Search the entries for the word "content" and pull out each line that has it.
+---+
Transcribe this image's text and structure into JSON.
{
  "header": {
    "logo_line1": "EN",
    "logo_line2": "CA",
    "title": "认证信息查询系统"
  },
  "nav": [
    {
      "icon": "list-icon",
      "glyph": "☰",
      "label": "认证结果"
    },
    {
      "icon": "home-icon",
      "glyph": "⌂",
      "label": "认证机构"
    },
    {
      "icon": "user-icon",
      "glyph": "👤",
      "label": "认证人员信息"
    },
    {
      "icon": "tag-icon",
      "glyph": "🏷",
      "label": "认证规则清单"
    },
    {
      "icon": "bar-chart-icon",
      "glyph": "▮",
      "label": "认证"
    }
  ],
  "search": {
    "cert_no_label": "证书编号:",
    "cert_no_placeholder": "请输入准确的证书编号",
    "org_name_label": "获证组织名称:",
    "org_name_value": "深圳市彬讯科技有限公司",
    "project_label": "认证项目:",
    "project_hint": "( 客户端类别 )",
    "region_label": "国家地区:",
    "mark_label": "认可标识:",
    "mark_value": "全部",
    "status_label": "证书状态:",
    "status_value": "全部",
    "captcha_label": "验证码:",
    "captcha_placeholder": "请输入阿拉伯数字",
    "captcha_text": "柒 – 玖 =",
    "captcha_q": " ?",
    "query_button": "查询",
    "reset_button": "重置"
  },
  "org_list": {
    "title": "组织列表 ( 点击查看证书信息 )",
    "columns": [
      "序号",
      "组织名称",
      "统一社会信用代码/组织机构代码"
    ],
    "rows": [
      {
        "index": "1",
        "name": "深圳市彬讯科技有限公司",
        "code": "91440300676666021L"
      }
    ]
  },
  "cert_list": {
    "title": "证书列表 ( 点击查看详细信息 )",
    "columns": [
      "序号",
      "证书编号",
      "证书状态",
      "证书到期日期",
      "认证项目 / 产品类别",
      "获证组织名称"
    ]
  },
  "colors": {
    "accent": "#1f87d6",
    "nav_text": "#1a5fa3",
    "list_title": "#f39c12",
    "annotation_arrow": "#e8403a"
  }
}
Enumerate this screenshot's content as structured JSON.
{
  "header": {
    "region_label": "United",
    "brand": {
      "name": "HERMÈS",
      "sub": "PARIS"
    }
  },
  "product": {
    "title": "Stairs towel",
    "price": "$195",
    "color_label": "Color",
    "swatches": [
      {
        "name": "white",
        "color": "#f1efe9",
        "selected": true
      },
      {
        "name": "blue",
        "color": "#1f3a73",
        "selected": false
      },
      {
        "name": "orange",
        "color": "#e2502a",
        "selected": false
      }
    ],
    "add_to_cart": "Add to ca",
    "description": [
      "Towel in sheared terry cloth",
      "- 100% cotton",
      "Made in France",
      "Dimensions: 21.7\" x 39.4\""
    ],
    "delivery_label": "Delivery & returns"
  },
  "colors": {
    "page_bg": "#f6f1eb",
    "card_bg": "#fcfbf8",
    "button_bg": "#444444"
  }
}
+---+
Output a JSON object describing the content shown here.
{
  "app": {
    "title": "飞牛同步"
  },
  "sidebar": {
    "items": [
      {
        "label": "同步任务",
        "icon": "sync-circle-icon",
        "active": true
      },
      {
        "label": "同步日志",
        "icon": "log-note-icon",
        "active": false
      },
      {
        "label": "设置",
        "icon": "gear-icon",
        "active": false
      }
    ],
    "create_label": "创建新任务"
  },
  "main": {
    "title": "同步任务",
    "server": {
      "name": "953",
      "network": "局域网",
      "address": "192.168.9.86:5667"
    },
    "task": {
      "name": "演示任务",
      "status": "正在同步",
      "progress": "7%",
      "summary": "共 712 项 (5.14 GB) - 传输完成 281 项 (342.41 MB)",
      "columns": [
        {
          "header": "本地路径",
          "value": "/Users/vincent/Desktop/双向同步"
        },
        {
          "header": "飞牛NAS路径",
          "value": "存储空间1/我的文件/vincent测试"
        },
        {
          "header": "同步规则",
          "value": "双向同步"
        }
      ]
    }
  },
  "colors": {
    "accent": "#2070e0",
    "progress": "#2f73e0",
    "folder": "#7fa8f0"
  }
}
+---+
# Task output
Enumerate this screenshot's content as structured JSON.
Output a JSON object describing the content shown here.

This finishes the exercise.